Check each line of the records below for the string "handle", then state how many lines contain it, with no other output.

(Records contained in a dataset)
+--
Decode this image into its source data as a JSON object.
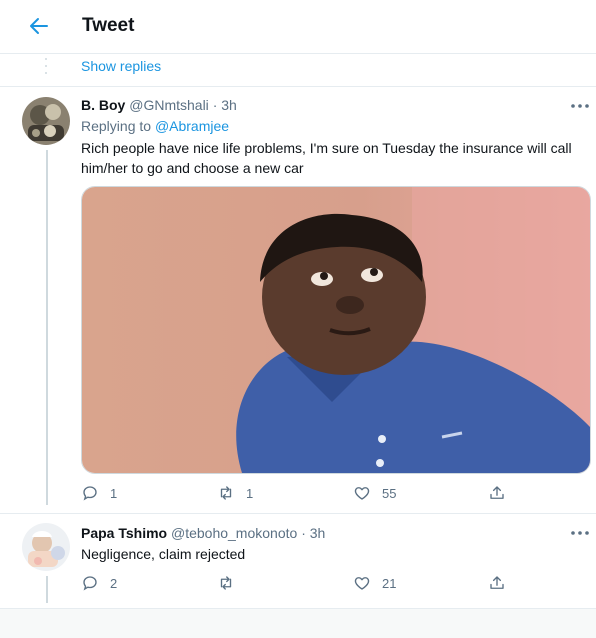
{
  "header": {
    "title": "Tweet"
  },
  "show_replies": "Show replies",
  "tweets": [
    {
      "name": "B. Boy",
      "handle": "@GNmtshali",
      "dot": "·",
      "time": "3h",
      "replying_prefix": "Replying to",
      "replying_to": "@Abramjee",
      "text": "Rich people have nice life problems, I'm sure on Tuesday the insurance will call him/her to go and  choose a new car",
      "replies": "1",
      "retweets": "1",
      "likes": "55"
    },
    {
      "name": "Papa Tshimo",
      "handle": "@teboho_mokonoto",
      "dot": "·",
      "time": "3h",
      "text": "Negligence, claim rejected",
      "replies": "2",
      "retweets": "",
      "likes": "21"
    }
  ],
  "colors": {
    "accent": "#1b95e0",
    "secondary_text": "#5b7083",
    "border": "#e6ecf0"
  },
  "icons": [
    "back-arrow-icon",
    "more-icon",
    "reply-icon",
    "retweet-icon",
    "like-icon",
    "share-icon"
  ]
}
+--
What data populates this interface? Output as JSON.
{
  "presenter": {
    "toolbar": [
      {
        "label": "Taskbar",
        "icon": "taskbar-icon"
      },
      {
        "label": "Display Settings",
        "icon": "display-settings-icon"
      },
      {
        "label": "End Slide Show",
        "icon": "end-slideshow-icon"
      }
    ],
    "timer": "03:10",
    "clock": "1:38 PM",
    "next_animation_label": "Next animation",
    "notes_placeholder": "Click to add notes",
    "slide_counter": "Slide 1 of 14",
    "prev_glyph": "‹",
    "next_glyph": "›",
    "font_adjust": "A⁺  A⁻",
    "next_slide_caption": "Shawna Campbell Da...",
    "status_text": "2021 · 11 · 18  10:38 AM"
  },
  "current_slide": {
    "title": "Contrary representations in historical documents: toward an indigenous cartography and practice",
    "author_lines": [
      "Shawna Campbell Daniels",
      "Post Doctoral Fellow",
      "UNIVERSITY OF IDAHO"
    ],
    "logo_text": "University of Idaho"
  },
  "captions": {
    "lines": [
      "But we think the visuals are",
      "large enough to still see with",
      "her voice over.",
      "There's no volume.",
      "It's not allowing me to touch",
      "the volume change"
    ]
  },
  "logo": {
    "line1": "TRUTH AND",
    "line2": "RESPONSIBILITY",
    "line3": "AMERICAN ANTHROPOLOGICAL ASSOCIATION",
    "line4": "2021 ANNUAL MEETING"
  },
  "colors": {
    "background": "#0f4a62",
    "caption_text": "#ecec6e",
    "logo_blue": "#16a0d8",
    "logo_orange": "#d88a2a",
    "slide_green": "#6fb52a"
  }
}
+--
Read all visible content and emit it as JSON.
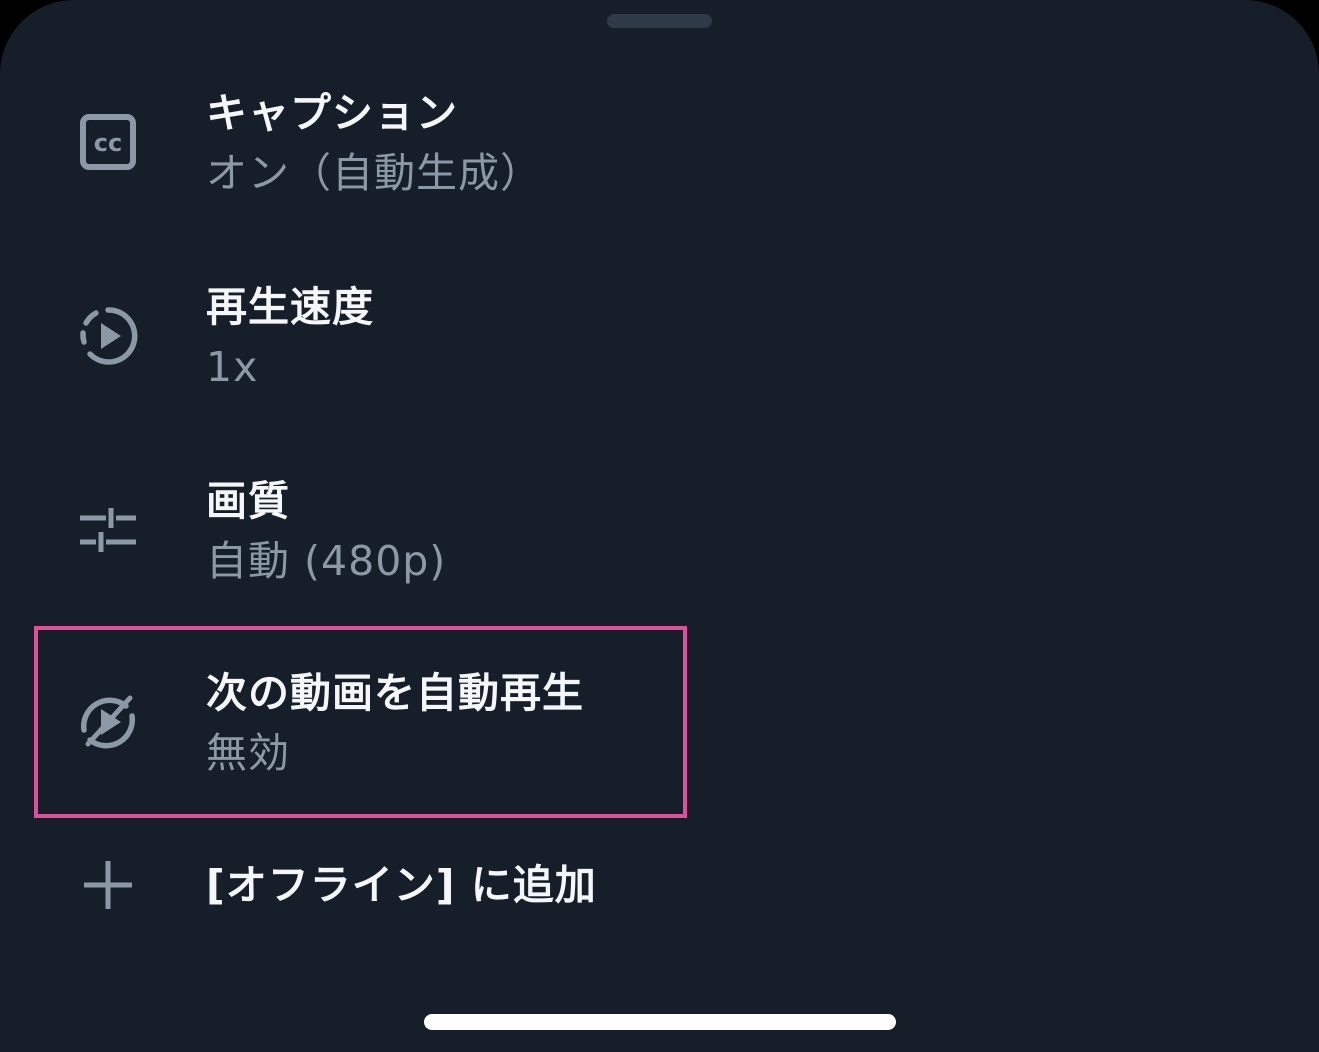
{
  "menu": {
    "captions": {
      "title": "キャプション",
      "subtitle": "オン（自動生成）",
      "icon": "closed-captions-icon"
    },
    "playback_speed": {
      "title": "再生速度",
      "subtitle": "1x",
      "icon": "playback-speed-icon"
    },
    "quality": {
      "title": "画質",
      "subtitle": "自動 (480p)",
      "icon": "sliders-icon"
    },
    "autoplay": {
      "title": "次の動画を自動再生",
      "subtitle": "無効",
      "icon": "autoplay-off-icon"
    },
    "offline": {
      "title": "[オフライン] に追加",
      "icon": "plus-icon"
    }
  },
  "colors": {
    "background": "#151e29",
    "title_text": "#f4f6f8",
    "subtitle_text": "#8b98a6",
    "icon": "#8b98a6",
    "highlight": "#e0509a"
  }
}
+--
EXERCISE ANSWER:
2